Dataset records on visual material
>>>>
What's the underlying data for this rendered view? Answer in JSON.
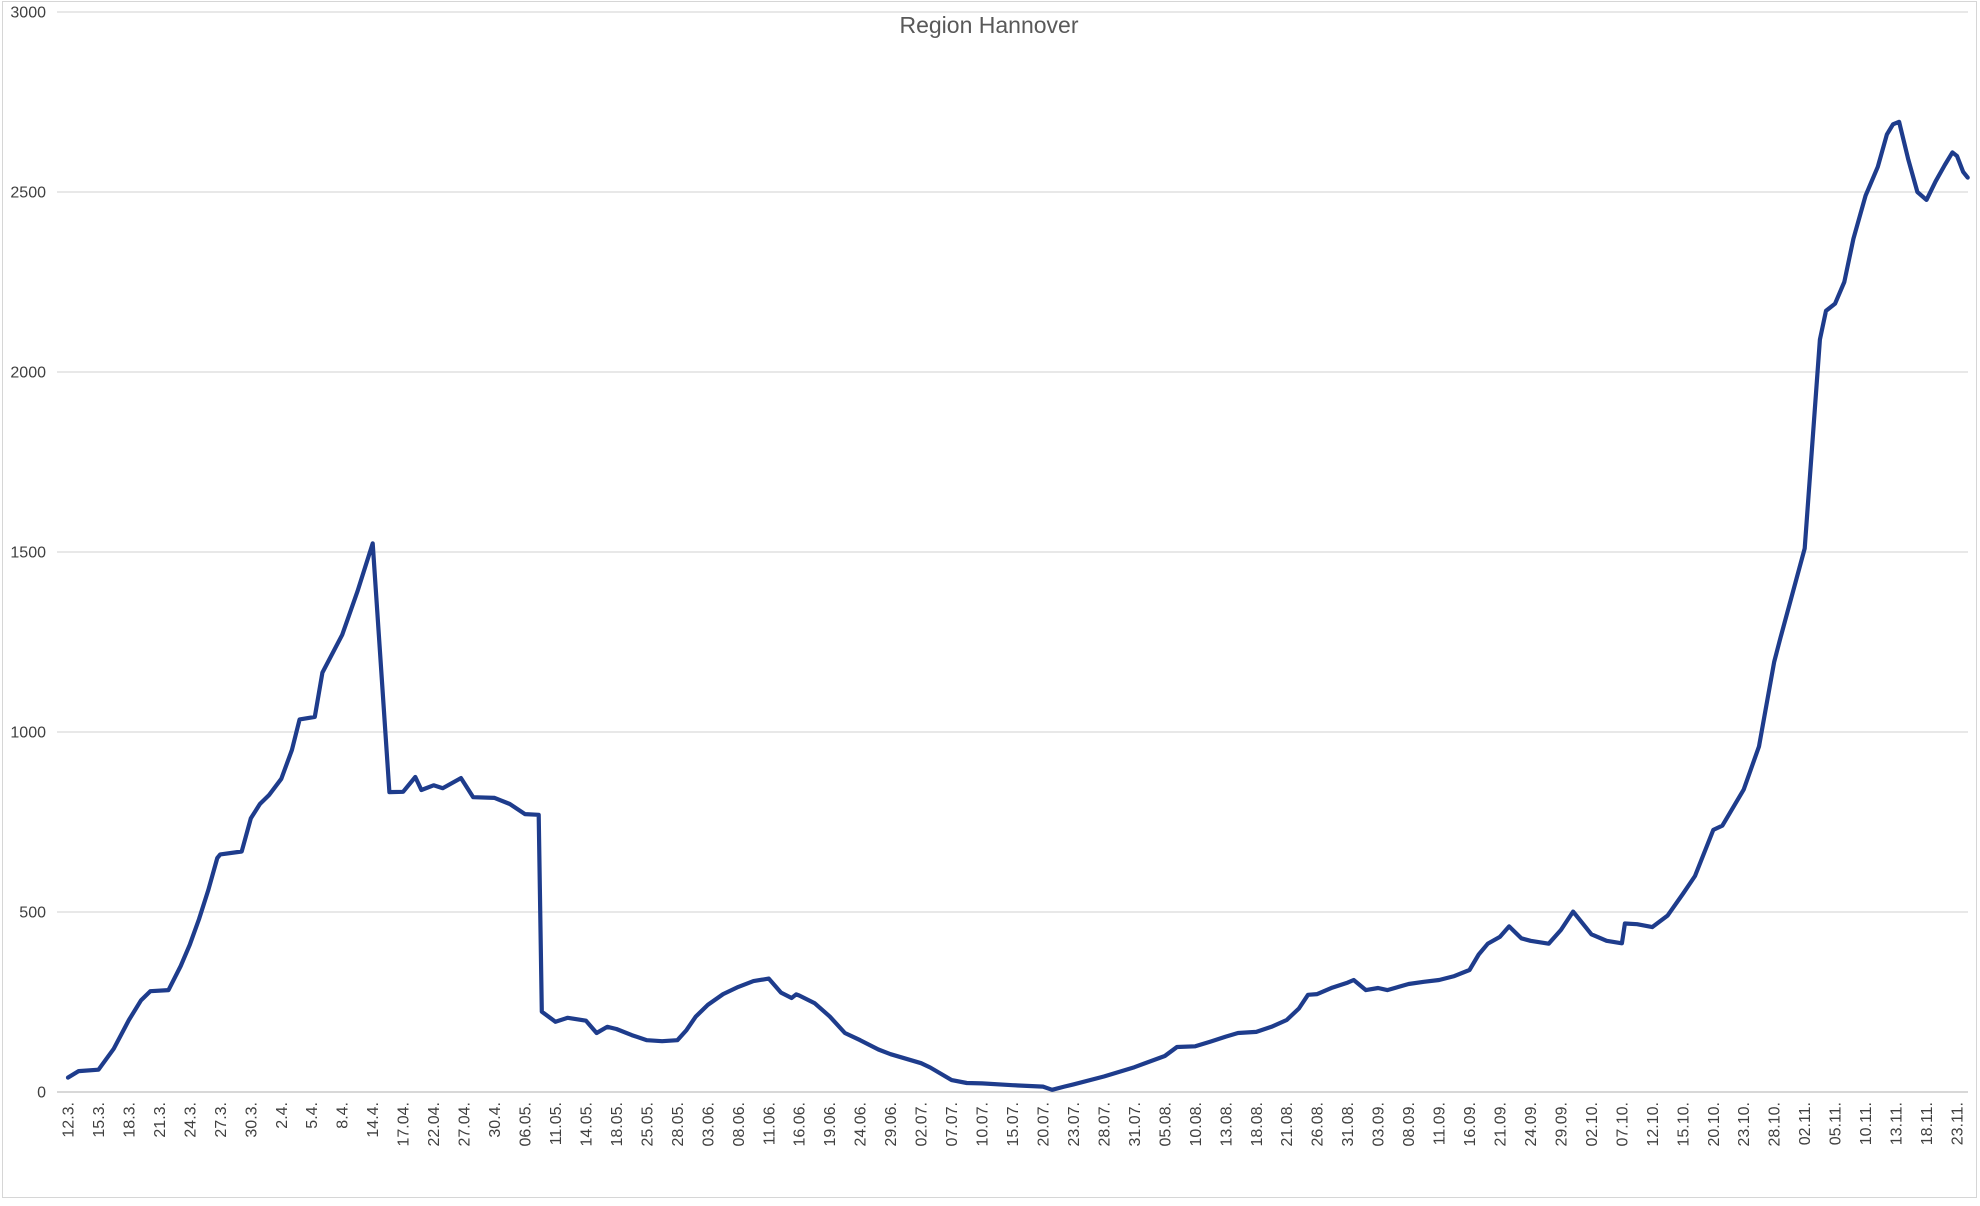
{
  "chart_data": {
    "type": "line",
    "title": "Region Hannover",
    "xlabel": "",
    "ylabel": "",
    "ylim": [
      0,
      3000
    ],
    "y_tick_step": 500,
    "y_ticks": [
      0,
      500,
      1000,
      1500,
      2000,
      2500,
      3000
    ],
    "grid": "horizontal",
    "legend": "none",
    "line_color": "#1e3c8c",
    "grid_color": "#d9d9d9",
    "axis_line_color": "#c0c0c0",
    "tick_label_color": "#404040",
    "title_color": "#595959",
    "categories": [
      "12.3.",
      "15.3.",
      "18.3.",
      "21.3.",
      "24.3.",
      "27.3.",
      "30.3.",
      "2.4.",
      "5.4.",
      "8.4.",
      "14.4.",
      "17.04.",
      "22.04.",
      "27.04.",
      "30.4.",
      "06.05.",
      "11.05.",
      "14.05.",
      "18.05.",
      "25.05.",
      "28.05.",
      "03.06.",
      "08.06.",
      "11.06.",
      "16.06.",
      "19.06.",
      "24.06.",
      "29.06.",
      "02.07.",
      "07.07.",
      "10.07.",
      "15.07.",
      "20.07.",
      "23.07.",
      "28.07.",
      "31.07.",
      "05.08.",
      "10.08.",
      "13.08.",
      "18.08.",
      "21.08.",
      "26.08.",
      "31.08.",
      "03.09.",
      "08.09.",
      "11.09.",
      "16.09.",
      "21.09.",
      "24.09.",
      "29.09.",
      "02.10.",
      "07.10.",
      "12.10.",
      "15.10.",
      "20.10.",
      "23.10.",
      "28.10.",
      "02.11.",
      "05.11.",
      "10.11.",
      "13.11.",
      "18.11.",
      "23.11."
    ],
    "series": [
      {
        "name": "Region Hannover",
        "points_note": "pairs of [category-index (fractional = between labeled dates), value]",
        "points": [
          [
            0,
            40
          ],
          [
            0.35,
            58
          ],
          [
            1,
            62
          ],
          [
            1.5,
            120
          ],
          [
            2,
            200
          ],
          [
            2.4,
            255
          ],
          [
            2.7,
            280
          ],
          [
            3.3,
            283
          ],
          [
            3.7,
            350
          ],
          [
            4,
            410
          ],
          [
            4.3,
            480
          ],
          [
            4.6,
            560
          ],
          [
            4.9,
            650
          ],
          [
            5,
            660
          ],
          [
            5.7,
            668
          ],
          [
            6,
            760
          ],
          [
            6.3,
            800
          ],
          [
            6.6,
            825
          ],
          [
            7,
            870
          ],
          [
            7.35,
            950
          ],
          [
            7.6,
            1035
          ],
          [
            8.1,
            1042
          ],
          [
            8.35,
            1165
          ],
          [
            9,
            1270
          ],
          [
            9.5,
            1390
          ],
          [
            10,
            1524
          ],
          [
            10.55,
            833
          ],
          [
            11,
            834
          ],
          [
            11.4,
            875
          ],
          [
            11.6,
            839
          ],
          [
            12,
            852
          ],
          [
            12.3,
            844
          ],
          [
            12.9,
            872
          ],
          [
            13.3,
            819
          ],
          [
            14,
            817
          ],
          [
            14.5,
            800
          ],
          [
            15,
            772
          ],
          [
            15.45,
            770
          ],
          [
            15.55,
            223
          ],
          [
            16,
            195
          ],
          [
            16.4,
            206
          ],
          [
            17,
            198
          ],
          [
            17.35,
            164
          ],
          [
            17.7,
            181
          ],
          [
            18,
            175
          ],
          [
            18.5,
            158
          ],
          [
            19,
            144
          ],
          [
            19.5,
            141
          ],
          [
            20,
            144
          ],
          [
            20.3,
            172
          ],
          [
            20.6,
            209
          ],
          [
            21,
            242
          ],
          [
            21.5,
            272
          ],
          [
            22,
            292
          ],
          [
            22.5,
            308
          ],
          [
            23,
            315
          ],
          [
            23.4,
            276
          ],
          [
            23.75,
            261
          ],
          [
            23.9,
            271
          ],
          [
            24,
            268
          ],
          [
            24.5,
            247
          ],
          [
            25,
            210
          ],
          [
            25.5,
            164
          ],
          [
            26,
            144
          ],
          [
            26.6,
            118
          ],
          [
            27,
            105
          ],
          [
            28,
            80
          ],
          [
            28.3,
            68
          ],
          [
            29,
            33
          ],
          [
            29.5,
            25
          ],
          [
            30,
            24
          ],
          [
            31,
            19
          ],
          [
            32,
            15
          ],
          [
            32.3,
            6
          ],
          [
            32.7,
            15
          ],
          [
            33,
            21
          ],
          [
            34,
            43
          ],
          [
            35,
            69
          ],
          [
            36,
            100
          ],
          [
            36.4,
            125
          ],
          [
            37,
            127
          ],
          [
            37.5,
            140
          ],
          [
            38,
            154
          ],
          [
            38.4,
            164
          ],
          [
            39,
            167
          ],
          [
            39.5,
            181
          ],
          [
            40,
            200
          ],
          [
            40.4,
            232
          ],
          [
            40.7,
            270
          ],
          [
            41,
            272
          ],
          [
            41.5,
            290
          ],
          [
            42,
            304
          ],
          [
            42.2,
            311
          ],
          [
            42.6,
            283
          ],
          [
            43,
            289
          ],
          [
            43.3,
            283
          ],
          [
            44,
            300
          ],
          [
            44.5,
            306
          ],
          [
            45,
            311
          ],
          [
            45.5,
            322
          ],
          [
            46,
            339
          ],
          [
            46.3,
            382
          ],
          [
            46.6,
            412
          ],
          [
            47,
            431
          ],
          [
            47.3,
            460
          ],
          [
            47.7,
            427
          ],
          [
            48,
            420
          ],
          [
            48.6,
            412
          ],
          [
            49,
            450
          ],
          [
            49.4,
            501
          ],
          [
            50,
            438
          ],
          [
            50.5,
            420
          ],
          [
            51,
            413
          ],
          [
            51.1,
            468
          ],
          [
            51.5,
            466
          ],
          [
            52,
            458
          ],
          [
            52.5,
            490
          ],
          [
            53,
            550
          ],
          [
            53.4,
            600
          ],
          [
            54,
            728
          ],
          [
            54.3,
            740
          ],
          [
            55,
            840
          ],
          [
            55.5,
            960
          ],
          [
            56,
            1195
          ],
          [
            56.2,
            1260
          ],
          [
            57,
            1510
          ],
          [
            57.5,
            2090
          ],
          [
            57.7,
            2170
          ],
          [
            58,
            2190
          ],
          [
            58.3,
            2250
          ],
          [
            58.6,
            2370
          ],
          [
            59,
            2490
          ],
          [
            59.4,
            2570
          ],
          [
            59.7,
            2660
          ],
          [
            59.9,
            2688
          ],
          [
            60.1,
            2695
          ],
          [
            60.4,
            2590
          ],
          [
            60.7,
            2500
          ],
          [
            61,
            2478
          ],
          [
            61.3,
            2530
          ],
          [
            61.6,
            2575
          ],
          [
            61.85,
            2610
          ],
          [
            62,
            2600
          ],
          [
            62.2,
            2556
          ],
          [
            62.35,
            2540
          ]
        ]
      }
    ]
  }
}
<<<<
Aim →
Leave the pictures out, and transcribe each of the records exactly.

Solved problem →
What's the underlying data for this rendered view? Answer in JSON.
{
  "chart_data": {
    "type": "line",
    "title": "Region Hannover",
    "xlabel": "",
    "ylabel": "",
    "ylim": [
      0,
      3000
    ],
    "y_tick_step": 500,
    "y_ticks": [
      0,
      500,
      1000,
      1500,
      2000,
      2500,
      3000
    ],
    "grid": "horizontal",
    "legend": "none",
    "line_color": "#1e3c8c",
    "grid_color": "#d9d9d9",
    "axis_line_color": "#c0c0c0",
    "tick_label_color": "#404040",
    "title_color": "#595959",
    "categories": [
      "12.3.",
      "15.3.",
      "18.3.",
      "21.3.",
      "24.3.",
      "27.3.",
      "30.3.",
      "2.4.",
      "5.4.",
      "8.4.",
      "14.4.",
      "17.04.",
      "22.04.",
      "27.04.",
      "30.4.",
      "06.05.",
      "11.05.",
      "14.05.",
      "18.05.",
      "25.05.",
      "28.05.",
      "03.06.",
      "08.06.",
      "11.06.",
      "16.06.",
      "19.06.",
      "24.06.",
      "29.06.",
      "02.07.",
      "07.07.",
      "10.07.",
      "15.07.",
      "20.07.",
      "23.07.",
      "28.07.",
      "31.07.",
      "05.08.",
      "10.08.",
      "13.08.",
      "18.08.",
      "21.08.",
      "26.08.",
      "31.08.",
      "03.09.",
      "08.09.",
      "11.09.",
      "16.09.",
      "21.09.",
      "24.09.",
      "29.09.",
      "02.10.",
      "07.10.",
      "12.10.",
      "15.10.",
      "20.10.",
      "23.10.",
      "28.10.",
      "02.11.",
      "05.11.",
      "10.11.",
      "13.11.",
      "18.11.",
      "23.11."
    ],
    "series": [
      {
        "name": "Region Hannover",
        "points_note": "pairs of [category-index (fractional = between labeled dates), value]",
        "points": [
          [
            0,
            40
          ],
          [
            0.35,
            58
          ],
          [
            1,
            62
          ],
          [
            1.5,
            120
          ],
          [
            2,
            200
          ],
          [
            2.4,
            255
          ],
          [
            2.7,
            280
          ],
          [
            3.3,
            283
          ],
          [
            3.7,
            350
          ],
          [
            4,
            410
          ],
          [
            4.3,
            480
          ],
          [
            4.6,
            560
          ],
          [
            4.9,
            650
          ],
          [
            5,
            660
          ],
          [
            5.7,
            668
          ],
          [
            6,
            760
          ],
          [
            6.3,
            800
          ],
          [
            6.6,
            825
          ],
          [
            7,
            870
          ],
          [
            7.35,
            950
          ],
          [
            7.6,
            1035
          ],
          [
            8.1,
            1042
          ],
          [
            8.35,
            1165
          ],
          [
            9,
            1270
          ],
          [
            9.5,
            1390
          ],
          [
            10,
            1524
          ],
          [
            10.55,
            833
          ],
          [
            11,
            834
          ],
          [
            11.4,
            875
          ],
          [
            11.6,
            839
          ],
          [
            12,
            852
          ],
          [
            12.3,
            844
          ],
          [
            12.9,
            872
          ],
          [
            13.3,
            819
          ],
          [
            14,
            817
          ],
          [
            14.5,
            800
          ],
          [
            15,
            772
          ],
          [
            15.45,
            770
          ],
          [
            15.55,
            223
          ],
          [
            16,
            195
          ],
          [
            16.4,
            206
          ],
          [
            17,
            198
          ],
          [
            17.35,
            164
          ],
          [
            17.7,
            181
          ],
          [
            18,
            175
          ],
          [
            18.5,
            158
          ],
          [
            19,
            144
          ],
          [
            19.5,
            141
          ],
          [
            20,
            144
          ],
          [
            20.3,
            172
          ],
          [
            20.6,
            209
          ],
          [
            21,
            242
          ],
          [
            21.5,
            272
          ],
          [
            22,
            292
          ],
          [
            22.5,
            308
          ],
          [
            23,
            315
          ],
          [
            23.4,
            276
          ],
          [
            23.75,
            261
          ],
          [
            23.9,
            271
          ],
          [
            24,
            268
          ],
          [
            24.5,
            247
          ],
          [
            25,
            210
          ],
          [
            25.5,
            164
          ],
          [
            26,
            144
          ],
          [
            26.6,
            118
          ],
          [
            27,
            105
          ],
          [
            28,
            80
          ],
          [
            28.3,
            68
          ],
          [
            29,
            33
          ],
          [
            29.5,
            25
          ],
          [
            30,
            24
          ],
          [
            31,
            19
          ],
          [
            32,
            15
          ],
          [
            32.3,
            6
          ],
          [
            32.7,
            15
          ],
          [
            33,
            21
          ],
          [
            34,
            43
          ],
          [
            35,
            69
          ],
          [
            36,
            100
          ],
          [
            36.4,
            125
          ],
          [
            37,
            127
          ],
          [
            37.5,
            140
          ],
          [
            38,
            154
          ],
          [
            38.4,
            164
          ],
          [
            39,
            167
          ],
          [
            39.5,
            181
          ],
          [
            40,
            200
          ],
          [
            40.4,
            232
          ],
          [
            40.7,
            270
          ],
          [
            41,
            272
          ],
          [
            41.5,
            290
          ],
          [
            42,
            304
          ],
          [
            42.2,
            311
          ],
          [
            42.6,
            283
          ],
          [
            43,
            289
          ],
          [
            43.3,
            283
          ],
          [
            44,
            300
          ],
          [
            44.5,
            306
          ],
          [
            45,
            311
          ],
          [
            45.5,
            322
          ],
          [
            46,
            339
          ],
          [
            46.3,
            382
          ],
          [
            46.6,
            412
          ],
          [
            47,
            431
          ],
          [
            47.3,
            460
          ],
          [
            47.7,
            427
          ],
          [
            48,
            420
          ],
          [
            48.6,
            412
          ],
          [
            49,
            450
          ],
          [
            49.4,
            501
          ],
          [
            50,
            438
          ],
          [
            50.5,
            420
          ],
          [
            51,
            413
          ],
          [
            51.1,
            468
          ],
          [
            51.5,
            466
          ],
          [
            52,
            458
          ],
          [
            52.5,
            490
          ],
          [
            53,
            550
          ],
          [
            53.4,
            600
          ],
          [
            54,
            728
          ],
          [
            54.3,
            740
          ],
          [
            55,
            840
          ],
          [
            55.5,
            960
          ],
          [
            56,
            1195
          ],
          [
            56.2,
            1260
          ],
          [
            57,
            1510
          ],
          [
            57.5,
            2090
          ],
          [
            57.7,
            2170
          ],
          [
            58,
            2190
          ],
          [
            58.3,
            2250
          ],
          [
            58.6,
            2370
          ],
          [
            59,
            2490
          ],
          [
            59.4,
            2570
          ],
          [
            59.7,
            2660
          ],
          [
            59.9,
            2688
          ],
          [
            60.1,
            2695
          ],
          [
            60.4,
            2590
          ],
          [
            60.7,
            2500
          ],
          [
            61,
            2478
          ],
          [
            61.3,
            2530
          ],
          [
            61.6,
            2575
          ],
          [
            61.85,
            2610
          ],
          [
            62,
            2600
          ],
          [
            62.2,
            2556
          ],
          [
            62.35,
            2540
          ]
        ]
      }
    ]
  }
}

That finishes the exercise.